Records about charts and figures:

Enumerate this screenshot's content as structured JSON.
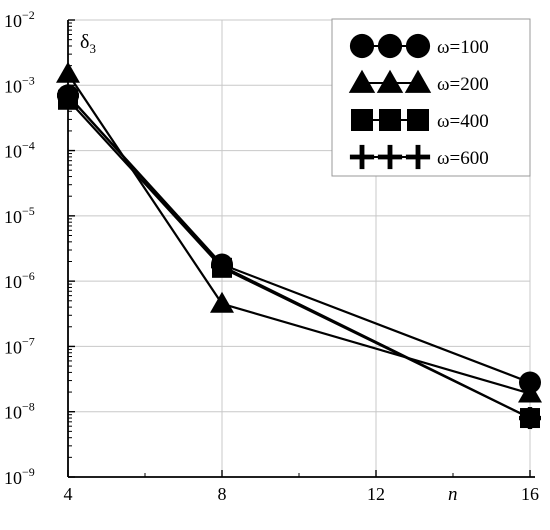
{
  "chart_data": {
    "type": "line",
    "ylabel_base": "δ",
    "ylabel_sub": "3",
    "xlabel": "n",
    "x": [
      4,
      8,
      16
    ],
    "xlim": [
      4,
      16
    ],
    "xticks": [
      "4",
      "8",
      "12",
      "16"
    ],
    "xtick_values": [
      4,
      8,
      12,
      16
    ],
    "yscale": "log",
    "ylim": [
      1e-09,
      0.01
    ],
    "yticks": [
      {
        "value": 0.01,
        "base": "10",
        "exp": "−2"
      },
      {
        "value": 0.001,
        "base": "10",
        "exp": "−3"
      },
      {
        "value": 0.0001,
        "base": "10",
        "exp": "−4"
      },
      {
        "value": 1e-05,
        "base": "10",
        "exp": "−5"
      },
      {
        "value": 1e-06,
        "base": "10",
        "exp": "−6"
      },
      {
        "value": 1e-07,
        "base": "10",
        "exp": "−7"
      },
      {
        "value": 1e-08,
        "base": "10",
        "exp": "−8"
      },
      {
        "value": 1e-09,
        "base": "10",
        "exp": "−9"
      }
    ],
    "grid": true,
    "legend_position": "top-right",
    "series": [
      {
        "name": "ω=100",
        "marker": "circle",
        "values": [
          0.0007,
          1.8e-06,
          2.8e-08
        ]
      },
      {
        "name": "ω=200",
        "marker": "triangle",
        "values": [
          0.0015,
          4.5e-07,
          1.9e-08
        ]
      },
      {
        "name": "ω=400",
        "marker": "square",
        "values": [
          0.0006,
          1.6e-06,
          8e-09
        ]
      },
      {
        "name": "ω=600",
        "marker": "plus",
        "values": [
          0.0007,
          1.7e-06,
          8e-09
        ]
      }
    ]
  }
}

# Written request
Repeat every record precisely. Any picture among them stays out of the copy.

# Complete output
Enumerate this screenshot's content as structured JSON.
{
  "chart_data": {
    "type": "line",
    "ylabel_base": "δ",
    "ylabel_sub": "3",
    "xlabel": "n",
    "x": [
      4,
      8,
      16
    ],
    "xlim": [
      4,
      16
    ],
    "xticks": [
      "4",
      "8",
      "12",
      "16"
    ],
    "xtick_values": [
      4,
      8,
      12,
      16
    ],
    "yscale": "log",
    "ylim": [
      1e-09,
      0.01
    ],
    "yticks": [
      {
        "value": 0.01,
        "base": "10",
        "exp": "−2"
      },
      {
        "value": 0.001,
        "base": "10",
        "exp": "−3"
      },
      {
        "value": 0.0001,
        "base": "10",
        "exp": "−4"
      },
      {
        "value": 1e-05,
        "base": "10",
        "exp": "−5"
      },
      {
        "value": 1e-06,
        "base": "10",
        "exp": "−6"
      },
      {
        "value": 1e-07,
        "base": "10",
        "exp": "−7"
      },
      {
        "value": 1e-08,
        "base": "10",
        "exp": "−8"
      },
      {
        "value": 1e-09,
        "base": "10",
        "exp": "−9"
      }
    ],
    "grid": true,
    "legend_position": "top-right",
    "series": [
      {
        "name": "ω=100",
        "marker": "circle",
        "values": [
          0.0007,
          1.8e-06,
          2.8e-08
        ]
      },
      {
        "name": "ω=200",
        "marker": "triangle",
        "values": [
          0.0015,
          4.5e-07,
          1.9e-08
        ]
      },
      {
        "name": "ω=400",
        "marker": "square",
        "values": [
          0.0006,
          1.6e-06,
          8e-09
        ]
      },
      {
        "name": "ω=600",
        "marker": "plus",
        "values": [
          0.0007,
          1.7e-06,
          8e-09
        ]
      }
    ]
  }
}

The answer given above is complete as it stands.